:: Passage shown ::
— Begin —
An increased number of transactions of all types (e.g., financial, social, educational, religious, entertainment, etc.) are taking place in the virtual environment of the Internet rather than in the real world environment. The parties participating in a virtual environment transaction are more likely to be separated by some unknown distance and are more likely not to have the opportunity to visually see each other during the transaction compared to parties participating in a real world environment transaction.
As a consequence, the virtual environment transactions have been compromised by fraudulent practices that lead to property, identity, and personal information theft and lead to abuse and bodily injury. Some examples of these fraudulent practices include phishing, spy ware, and predatory behavior. Phishing refers to the acquisition of personal information (e.g., usernames, passwords, social security number, credit card information, bank account details, etc.) from a person in an illegitimate manner (e.g., through e-mails, instant messages, and/or websites from impersonated parties) for criminal purposes. Spy ware refers to damaging, privacy infiltrating, threatening, or malicious software. Usually, spy ware invades a person's computer resources without the person's knowledge. Predatory behavior refers to activity of persons or businesses intending to defraud, harm, or harass others by taking advantage of the anonymous nature of virtual environment transactions.
Given the problems of virtual environment transactions, several solutions have been crafted to deal with these problems. Although these solutions have had various degrees of success in mitigating the fraudulent practices, the losses attributable to the fraudulent practices continue to rise due to the tremendous growth in the number of virtual environment transactions.
Deficiencies in measures implemented to deal with the phishing types of malware are illustrative of shortcomings of actions taken to address other fraudulent practices plaguing virtual environment transactions. Typically, a heuristic methodology is utilized in anti-phishing tools. To determine whether a website being accessed is a phishing website, the heuristic methodology examines various characteristics and attributes of the website to classify the website as either a non-phishing website or a phishing website to which access is blocked. Due to accuracy limitations of the heuristic methodology, the false positive rate (or rate that a website is classified as a phishing website when the website is actually a non-phishing website) may be higher than desired. This frustrates visitors to the incorrectly classified website and causes the owners of the incorrectly classified website to raise legal issues. Frustrated visitors may be inclined to turn-off the anti-phishing tool, increasing their vulnerability to phishing. In a greater portion of the visited websites than desired, the heuristic methodology may not be able to actually classify websites as non-phishing or phishing, prompting a caution message to the visitor alerting to the possibility of phishing. The caution message may appear so frequently that it may simply be ignored instead of being seriously considered.
— End —
:: Task 1 ::
Repeat the stretch of the passage on online transaction fraud from "An increased number" through "world environment transaction." word for word.

:: Stored records ::
— Begin —
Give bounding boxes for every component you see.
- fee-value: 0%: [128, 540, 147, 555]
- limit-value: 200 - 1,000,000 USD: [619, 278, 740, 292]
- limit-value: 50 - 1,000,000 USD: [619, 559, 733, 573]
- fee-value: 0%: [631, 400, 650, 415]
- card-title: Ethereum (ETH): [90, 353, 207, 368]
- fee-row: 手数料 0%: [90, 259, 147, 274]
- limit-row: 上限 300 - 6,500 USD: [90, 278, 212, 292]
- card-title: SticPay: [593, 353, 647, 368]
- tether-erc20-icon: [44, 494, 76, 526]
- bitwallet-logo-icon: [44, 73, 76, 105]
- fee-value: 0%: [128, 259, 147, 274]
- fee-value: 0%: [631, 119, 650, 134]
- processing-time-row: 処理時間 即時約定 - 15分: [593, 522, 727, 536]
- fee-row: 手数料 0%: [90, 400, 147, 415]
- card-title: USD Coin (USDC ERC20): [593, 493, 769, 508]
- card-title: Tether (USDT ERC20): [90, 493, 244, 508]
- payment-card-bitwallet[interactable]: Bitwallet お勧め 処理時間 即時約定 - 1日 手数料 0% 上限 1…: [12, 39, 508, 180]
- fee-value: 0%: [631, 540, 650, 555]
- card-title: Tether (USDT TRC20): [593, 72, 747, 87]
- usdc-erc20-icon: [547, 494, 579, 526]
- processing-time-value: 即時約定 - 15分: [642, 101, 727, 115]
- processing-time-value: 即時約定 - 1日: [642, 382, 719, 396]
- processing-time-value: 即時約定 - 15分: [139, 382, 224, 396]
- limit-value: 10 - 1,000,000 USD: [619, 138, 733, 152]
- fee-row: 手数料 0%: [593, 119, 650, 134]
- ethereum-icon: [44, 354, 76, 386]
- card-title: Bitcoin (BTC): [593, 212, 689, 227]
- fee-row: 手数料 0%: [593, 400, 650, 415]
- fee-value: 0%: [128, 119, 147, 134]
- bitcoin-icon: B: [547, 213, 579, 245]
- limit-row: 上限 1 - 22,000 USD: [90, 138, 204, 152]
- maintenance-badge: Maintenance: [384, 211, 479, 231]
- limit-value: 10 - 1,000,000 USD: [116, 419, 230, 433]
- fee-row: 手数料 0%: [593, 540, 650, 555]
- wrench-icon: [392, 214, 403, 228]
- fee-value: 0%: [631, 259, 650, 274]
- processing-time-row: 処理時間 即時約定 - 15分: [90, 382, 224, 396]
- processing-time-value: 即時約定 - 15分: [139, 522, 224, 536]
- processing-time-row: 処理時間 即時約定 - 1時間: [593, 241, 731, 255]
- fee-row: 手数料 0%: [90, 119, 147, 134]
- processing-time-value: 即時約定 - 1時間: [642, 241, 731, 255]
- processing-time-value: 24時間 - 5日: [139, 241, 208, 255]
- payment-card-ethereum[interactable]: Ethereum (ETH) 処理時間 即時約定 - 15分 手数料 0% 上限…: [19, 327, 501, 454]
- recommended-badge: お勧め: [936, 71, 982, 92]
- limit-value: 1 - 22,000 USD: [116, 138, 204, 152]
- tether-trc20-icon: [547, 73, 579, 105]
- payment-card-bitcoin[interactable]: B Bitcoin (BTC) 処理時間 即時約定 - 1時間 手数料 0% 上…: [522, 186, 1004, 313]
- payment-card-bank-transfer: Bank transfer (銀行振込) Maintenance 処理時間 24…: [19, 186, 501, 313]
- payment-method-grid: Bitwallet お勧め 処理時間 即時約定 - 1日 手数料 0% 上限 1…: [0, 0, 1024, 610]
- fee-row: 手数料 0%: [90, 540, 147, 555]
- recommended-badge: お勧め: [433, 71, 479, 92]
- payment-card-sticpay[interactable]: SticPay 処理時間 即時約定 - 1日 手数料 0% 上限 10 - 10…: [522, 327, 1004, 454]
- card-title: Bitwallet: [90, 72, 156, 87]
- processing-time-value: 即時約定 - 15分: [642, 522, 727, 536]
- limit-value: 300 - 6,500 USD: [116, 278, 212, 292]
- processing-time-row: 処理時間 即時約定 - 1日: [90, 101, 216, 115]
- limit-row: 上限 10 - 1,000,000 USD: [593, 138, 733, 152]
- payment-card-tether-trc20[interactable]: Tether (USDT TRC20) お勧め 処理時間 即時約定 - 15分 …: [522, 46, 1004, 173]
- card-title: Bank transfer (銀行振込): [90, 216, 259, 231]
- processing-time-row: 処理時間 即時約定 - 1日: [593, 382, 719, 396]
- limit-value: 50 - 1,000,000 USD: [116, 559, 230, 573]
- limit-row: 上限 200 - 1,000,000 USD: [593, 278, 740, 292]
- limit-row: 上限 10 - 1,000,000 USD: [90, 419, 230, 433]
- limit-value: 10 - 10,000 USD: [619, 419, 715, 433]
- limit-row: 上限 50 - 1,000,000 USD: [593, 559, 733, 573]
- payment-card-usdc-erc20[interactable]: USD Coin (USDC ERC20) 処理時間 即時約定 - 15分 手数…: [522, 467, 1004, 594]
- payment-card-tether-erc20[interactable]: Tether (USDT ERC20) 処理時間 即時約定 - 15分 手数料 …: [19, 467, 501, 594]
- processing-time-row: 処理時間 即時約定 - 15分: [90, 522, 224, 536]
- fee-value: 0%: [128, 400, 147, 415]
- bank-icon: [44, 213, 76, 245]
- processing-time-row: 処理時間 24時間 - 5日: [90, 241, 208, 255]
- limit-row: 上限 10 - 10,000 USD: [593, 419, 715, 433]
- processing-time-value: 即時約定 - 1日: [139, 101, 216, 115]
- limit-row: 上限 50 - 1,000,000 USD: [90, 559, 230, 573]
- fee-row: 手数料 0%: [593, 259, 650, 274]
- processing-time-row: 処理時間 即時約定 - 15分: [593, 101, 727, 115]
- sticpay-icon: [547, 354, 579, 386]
— End —
:: Task 2 ::
Reproduce the stretch of the stored listing from its first line through the line containing "- processing-time-value: 24時間", keeping every line exactly as it stands.

:: Full response 1 ::
An increased number of transactions of all types (e.g., financial, social, educational, religious, entertainment, etc.) are taking place in the virtual environment of the Internet rather than in the real world environment. The parties participating in a virtual environment transaction are more likely to be separated by some unknown distance and are more likely not to have the opportunity to visually see each other during the transaction compared to parties participating in a real world environment transaction.

:: Full response 2 ::
Give bounding boxes for every component you see.
- fee-value: 0%: [128, 540, 147, 555]
- limit-value: 200 - 1,000,000 USD: [619, 278, 740, 292]
- limit-value: 50 - 1,000,000 USD: [619, 559, 733, 573]
- fee-value: 0%: [631, 400, 650, 415]
- card-title: Ethereum (ETH): [90, 353, 207, 368]
- fee-row: 手数料 0%: [90, 259, 147, 274]
- limit-row: 上限 300 - 6,500 USD: [90, 278, 212, 292]
- card-title: SticPay: [593, 353, 647, 368]
- tether-erc20-icon: [44, 494, 76, 526]
- bitwallet-logo-icon: [44, 73, 76, 105]
- fee-value: 0%: [128, 259, 147, 274]
- fee-value: 0%: [631, 119, 650, 134]
- processing-time-row: 処理時間 即時約定 - 15分: [593, 522, 727, 536]
- fee-row: 手数料 0%: [90, 400, 147, 415]
- card-title: USD Coin (USDC ERC20): [593, 493, 769, 508]
- card-title: Tether (USDT ERC20): [90, 493, 244, 508]
- payment-card-bitwallet[interactable]: Bitwallet お勧め 処理時間 即時約定 - 1日 手数料 0% 上限 1…: [12, 39, 508, 180]
- fee-value: 0%: [631, 540, 650, 555]
- card-title: Tether (USDT TRC20): [593, 72, 747, 87]
- usdc-erc20-icon: [547, 494, 579, 526]
- processing-time-value: 即時約定 - 15分: [642, 101, 727, 115]
- processing-time-value: 即時約定 - 1日: [642, 382, 719, 396]
- processing-time-value: 即時約定 - 15分: [139, 382, 224, 396]
- limit-value: 10 - 1,000,000 USD: [619, 138, 733, 152]
- fee-row: 手数料 0%: [593, 119, 650, 134]
- ethereum-icon: [44, 354, 76, 386]
- card-title: Bitcoin (BTC): [593, 212, 689, 227]
- fee-row: 手数料 0%: [593, 400, 650, 415]
- fee-value: 0%: [128, 119, 147, 134]
- bitcoin-icon: B: [547, 213, 579, 245]
- limit-row: 上限 1 - 22,000 USD: [90, 138, 204, 152]
- maintenance-badge: Maintenance: [384, 211, 479, 231]
- limit-value: 10 - 1,000,000 USD: [116, 419, 230, 433]
- fee-row: 手数料 0%: [593, 540, 650, 555]
- wrench-icon: [392, 214, 403, 228]
- fee-value: 0%: [631, 259, 650, 274]
- processing-time-row: 処理時間 即時約定 - 15分: [90, 382, 224, 396]
- processing-time-value: 即時約定 - 15分: [139, 522, 224, 536]
- processing-time-row: 処理時間 即時約定 - 1時間: [593, 241, 731, 255]
- fee-row: 手数料 0%: [90, 119, 147, 134]
- processing-time-value: 即時約定 - 1時間: [642, 241, 731, 255]
- processing-time-value: 24時間 - 5日: [139, 241, 208, 255]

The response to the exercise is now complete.